Word for word, quote all of the material, omitting the pictures.

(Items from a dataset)
########################################

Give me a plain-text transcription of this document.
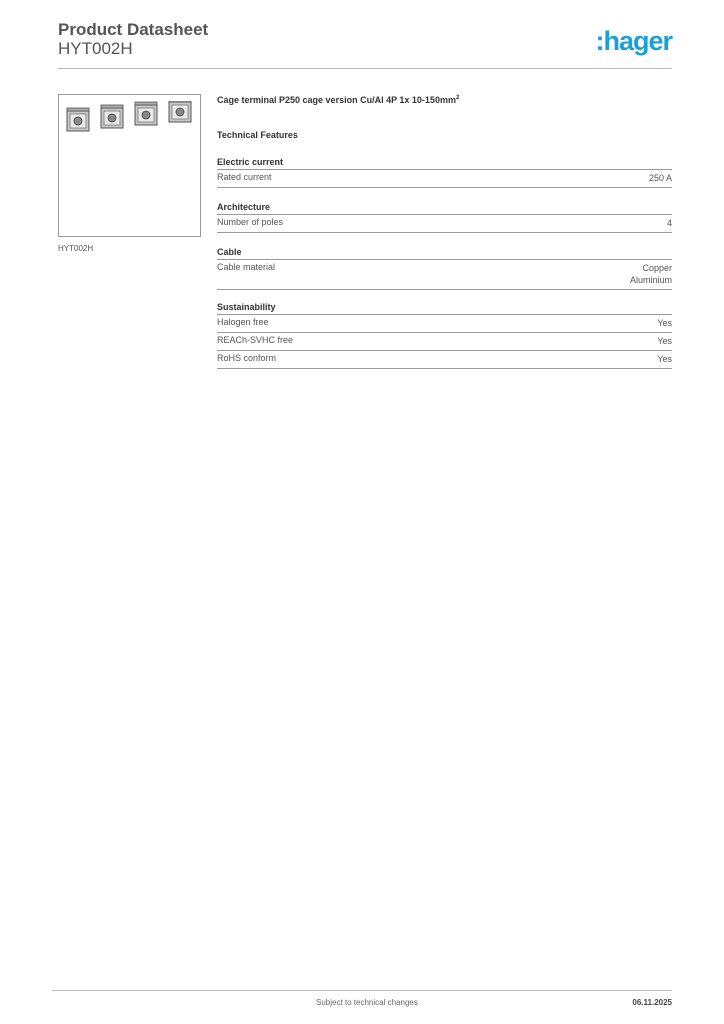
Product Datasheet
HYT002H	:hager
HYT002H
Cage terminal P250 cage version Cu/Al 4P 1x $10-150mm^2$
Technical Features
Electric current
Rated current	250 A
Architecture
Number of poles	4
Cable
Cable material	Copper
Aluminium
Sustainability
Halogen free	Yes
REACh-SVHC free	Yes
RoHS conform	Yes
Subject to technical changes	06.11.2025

########################################

▸ Output below:
Give me a plain-text transcription of this document.
Product Datasheet
HYT002H	:hager
HYT002H
Cage terminal P250 cage version Cu/Al 4P 1x $10-150mm^2$
Technical Features
Electric current
Rated current	250 A
Architecture
Number of poles	4
Cable
Cable material	Copper
Aluminium
Sustainability
Halogen free	Yes
REACh-SVHC free	Yes
RoHS conform	Yes
Subject to technical changes	06.11.2025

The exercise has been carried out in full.